Identify, in the records below, every line where the string "протяжении" appears, and copy each such line.
*** Dataset extract ***
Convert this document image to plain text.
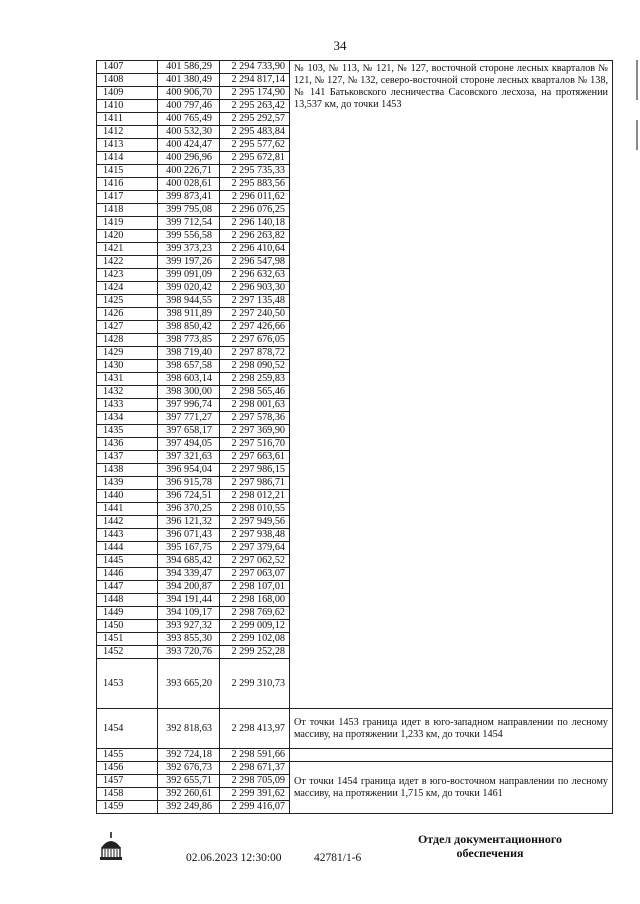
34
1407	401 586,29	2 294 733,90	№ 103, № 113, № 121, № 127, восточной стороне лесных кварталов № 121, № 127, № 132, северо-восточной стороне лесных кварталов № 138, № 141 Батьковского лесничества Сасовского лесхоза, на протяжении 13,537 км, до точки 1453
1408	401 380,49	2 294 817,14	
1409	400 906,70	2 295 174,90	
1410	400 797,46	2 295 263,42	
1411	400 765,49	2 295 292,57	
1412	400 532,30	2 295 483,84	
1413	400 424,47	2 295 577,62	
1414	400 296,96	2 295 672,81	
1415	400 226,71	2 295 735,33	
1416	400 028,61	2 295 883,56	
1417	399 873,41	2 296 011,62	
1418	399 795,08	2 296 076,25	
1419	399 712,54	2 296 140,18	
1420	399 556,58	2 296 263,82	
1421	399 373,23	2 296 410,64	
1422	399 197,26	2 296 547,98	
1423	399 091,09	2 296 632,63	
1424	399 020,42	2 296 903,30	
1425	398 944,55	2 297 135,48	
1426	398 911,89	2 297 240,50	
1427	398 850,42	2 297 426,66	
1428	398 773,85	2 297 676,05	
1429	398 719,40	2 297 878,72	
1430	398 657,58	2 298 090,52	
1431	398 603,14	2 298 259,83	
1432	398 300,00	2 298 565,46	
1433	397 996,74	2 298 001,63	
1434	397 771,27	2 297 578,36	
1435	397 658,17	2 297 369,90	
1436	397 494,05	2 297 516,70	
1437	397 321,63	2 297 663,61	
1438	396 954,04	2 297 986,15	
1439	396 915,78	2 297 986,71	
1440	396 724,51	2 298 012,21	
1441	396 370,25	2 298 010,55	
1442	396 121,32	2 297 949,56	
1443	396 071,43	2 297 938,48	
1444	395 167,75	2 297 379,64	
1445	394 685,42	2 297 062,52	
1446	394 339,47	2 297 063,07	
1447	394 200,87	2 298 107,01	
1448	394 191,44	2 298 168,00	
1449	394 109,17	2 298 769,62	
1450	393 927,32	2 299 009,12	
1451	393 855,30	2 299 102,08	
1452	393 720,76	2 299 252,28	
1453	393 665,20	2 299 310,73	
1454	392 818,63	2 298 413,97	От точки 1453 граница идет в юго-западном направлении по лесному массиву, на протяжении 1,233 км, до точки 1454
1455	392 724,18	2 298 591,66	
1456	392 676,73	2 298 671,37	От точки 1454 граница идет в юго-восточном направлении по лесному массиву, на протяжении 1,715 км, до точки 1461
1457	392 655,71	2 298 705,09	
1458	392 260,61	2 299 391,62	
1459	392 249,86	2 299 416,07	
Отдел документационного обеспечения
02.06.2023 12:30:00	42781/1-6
***
Result.
1407	401 586,29	2 294 733,90	№ 103, № 113, № 121, № 127, восточной стороне лесных кварталов № 121, № 127, № 132, северо-восточной стороне лесных кварталов № 138, № 141 Батьковского лесничества Сасовского лесхоза, на протяжении 13,537 км, до точки 1453
1454	392 818,63	2 298 413,97	От точки 1453 граница идет в юго-западном направлении по лесному массиву, на протяжении 1,233 км, до точки 1454
1456	392 676,73	2 298 671,37	От точки 1454 граница идет в юго-восточном направлении по лесному массиву, на протяжении 1,715 км, до точки 1461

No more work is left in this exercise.